> What the task requires: Which lines hold the word "inverse"? Copy each one.

**** Material provided

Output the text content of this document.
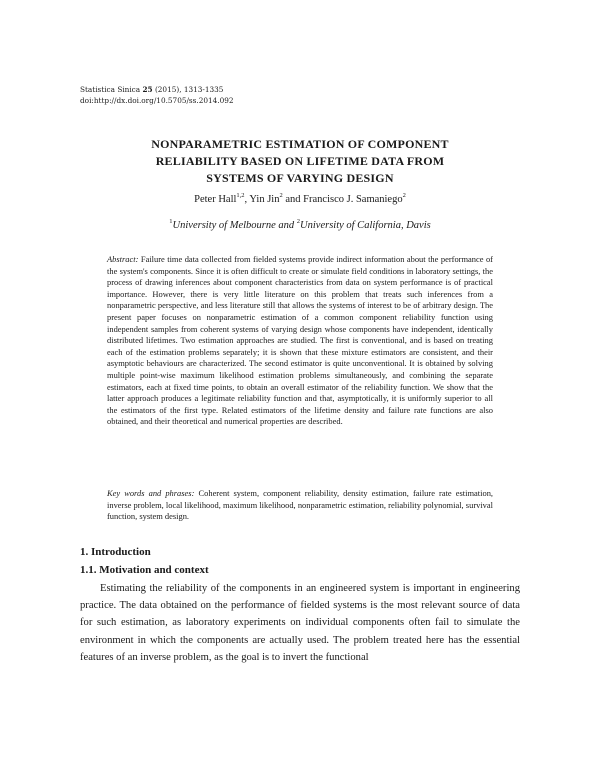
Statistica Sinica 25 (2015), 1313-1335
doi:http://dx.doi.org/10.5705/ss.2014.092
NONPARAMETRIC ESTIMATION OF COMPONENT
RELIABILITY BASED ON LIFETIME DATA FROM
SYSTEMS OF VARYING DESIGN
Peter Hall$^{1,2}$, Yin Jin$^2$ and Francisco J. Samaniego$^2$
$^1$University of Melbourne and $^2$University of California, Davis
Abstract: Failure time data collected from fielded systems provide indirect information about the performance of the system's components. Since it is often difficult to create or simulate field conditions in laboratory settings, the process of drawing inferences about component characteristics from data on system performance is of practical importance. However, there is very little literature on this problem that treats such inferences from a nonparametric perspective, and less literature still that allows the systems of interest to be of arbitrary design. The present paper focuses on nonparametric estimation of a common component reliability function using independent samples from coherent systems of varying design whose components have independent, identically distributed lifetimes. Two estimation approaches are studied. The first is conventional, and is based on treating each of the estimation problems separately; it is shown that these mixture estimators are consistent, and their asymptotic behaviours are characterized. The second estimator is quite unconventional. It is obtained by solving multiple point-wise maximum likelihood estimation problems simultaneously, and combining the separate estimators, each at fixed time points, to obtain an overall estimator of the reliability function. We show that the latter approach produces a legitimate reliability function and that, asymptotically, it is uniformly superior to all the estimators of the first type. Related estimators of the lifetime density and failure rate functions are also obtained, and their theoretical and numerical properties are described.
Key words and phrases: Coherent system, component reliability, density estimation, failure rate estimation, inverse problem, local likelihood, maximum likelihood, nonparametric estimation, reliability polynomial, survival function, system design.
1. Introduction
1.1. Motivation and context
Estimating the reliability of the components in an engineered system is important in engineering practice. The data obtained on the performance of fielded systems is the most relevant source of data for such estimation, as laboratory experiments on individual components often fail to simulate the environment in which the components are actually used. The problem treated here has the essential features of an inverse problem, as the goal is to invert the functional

********

> Reply to the task:
Key words and phrases: Coherent system, component reliability, density estimation, failure rate estimation, inverse problem, local likelihood, maximum likelihood, nonparametric estimation, reliability polynomial, survival function, system design.
Estimating the reliability of the components in an engineered system is important in engineering practice. The data obtained on the performance of fielded systems is the most relevant source of data for such estimation, as laboratory experiments on individual components often fail to simulate the environment in which the components are actually used. The problem treated here has the essential features of an inverse problem, as the goal is to invert the functional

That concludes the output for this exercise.